▶ _Your objective_: Your task is to reproduce the material exactly.

▶ _Items listed in a dataset_:
=====
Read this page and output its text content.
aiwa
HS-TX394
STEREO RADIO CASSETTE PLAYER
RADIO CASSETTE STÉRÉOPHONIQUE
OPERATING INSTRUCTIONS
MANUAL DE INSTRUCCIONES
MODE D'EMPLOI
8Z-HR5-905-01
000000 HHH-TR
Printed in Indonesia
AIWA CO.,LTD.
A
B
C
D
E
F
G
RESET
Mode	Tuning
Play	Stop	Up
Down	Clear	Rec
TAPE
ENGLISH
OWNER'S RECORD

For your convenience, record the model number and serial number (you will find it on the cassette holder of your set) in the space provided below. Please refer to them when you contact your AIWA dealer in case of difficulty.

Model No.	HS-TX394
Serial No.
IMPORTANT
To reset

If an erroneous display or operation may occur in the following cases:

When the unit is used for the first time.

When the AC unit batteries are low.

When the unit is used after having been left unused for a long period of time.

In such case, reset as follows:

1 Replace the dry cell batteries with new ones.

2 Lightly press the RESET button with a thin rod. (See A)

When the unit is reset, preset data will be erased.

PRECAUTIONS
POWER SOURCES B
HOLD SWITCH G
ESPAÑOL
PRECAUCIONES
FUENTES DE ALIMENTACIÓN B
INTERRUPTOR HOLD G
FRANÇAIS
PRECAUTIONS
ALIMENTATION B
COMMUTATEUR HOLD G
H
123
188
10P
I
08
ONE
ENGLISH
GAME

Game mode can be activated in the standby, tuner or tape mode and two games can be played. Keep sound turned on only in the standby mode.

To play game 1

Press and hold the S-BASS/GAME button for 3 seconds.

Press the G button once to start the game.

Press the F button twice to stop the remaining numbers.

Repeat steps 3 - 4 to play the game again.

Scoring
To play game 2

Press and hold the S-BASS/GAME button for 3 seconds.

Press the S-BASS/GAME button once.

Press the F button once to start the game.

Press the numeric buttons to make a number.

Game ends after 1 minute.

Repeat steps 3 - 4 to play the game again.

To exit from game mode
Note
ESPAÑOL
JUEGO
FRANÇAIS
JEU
=====
▶ _Written response_:
Read this page and output its text content.
aiwa
HS-TX394
STEREO RADIO CASSETTE PLAYER
RADIO CASSETTE STÉRÉOPHONIQUE
OPERATING INSTRUCTIONS
MANUAL DE INSTRUCCIONES
MODE D'EMPLOI
8Z-HR5-905-01
000000 HHH-TR
Printed in Indonesia
AIWA CO.,LTD.
A
B
C
D
E
F
G
RESET
Mode	Tuning
Play	Stop	Up
Down	Clear	Rec
TAPE
ENGLISH
OWNER'S RECORD

For your convenience, record the model number and serial number (you will find it on the cassette holder of your set) in the space provided below. Please refer to them when you contact your AIWA dealer in case of difficulty.

Model No.	HS-TX394
Serial No.
IMPORTANT
To reset

If an erroneous display or operation may occur in the following cases:

When the unit is used for the first time.

When the AC unit batteries are low.

When the unit is used after having been left unused for a long period of time.

In such case, reset as follows:

1 Replace the dry cell batteries with new ones.

2 Lightly press the RESET button with a thin rod. (See A)

When the unit is reset, preset data will be erased.

PRECAUTIONS
POWER SOURCES B
HOLD SWITCH G
ESPAÑOL
PRECAUCIONES
FUENTES DE ALIMENTACIÓN B
INTERRUPTOR HOLD G
FRANÇAIS
PRECAUTIONS
ALIMENTATION B
COMMUTATEUR HOLD G
H
123
188
10P
I
08
ONE
ENGLISH
GAME

Game mode can be activated in the standby, tuner or tape mode and two games can be played. Keep sound turned on only in the standby mode.

To play game 1

Press and hold the S-BASS/GAME button for 3 seconds.

Press the G button once to start the game.

Press the F button twice to stop the remaining numbers.

Repeat steps 3 - 4 to play the game again.

Scoring
To play game 2

Press and hold the S-BASS/GAME button for 3 seconds.

Press the S-BASS/GAME button once.

Press the F button once to start the game.

Press the numeric buttons to make a number.

Game ends after 1 minute.

Repeat steps 3 - 4 to play the game again.

To exit from game mode
Note
ESPAÑOL
JUEGO
FRANÇAIS
JEU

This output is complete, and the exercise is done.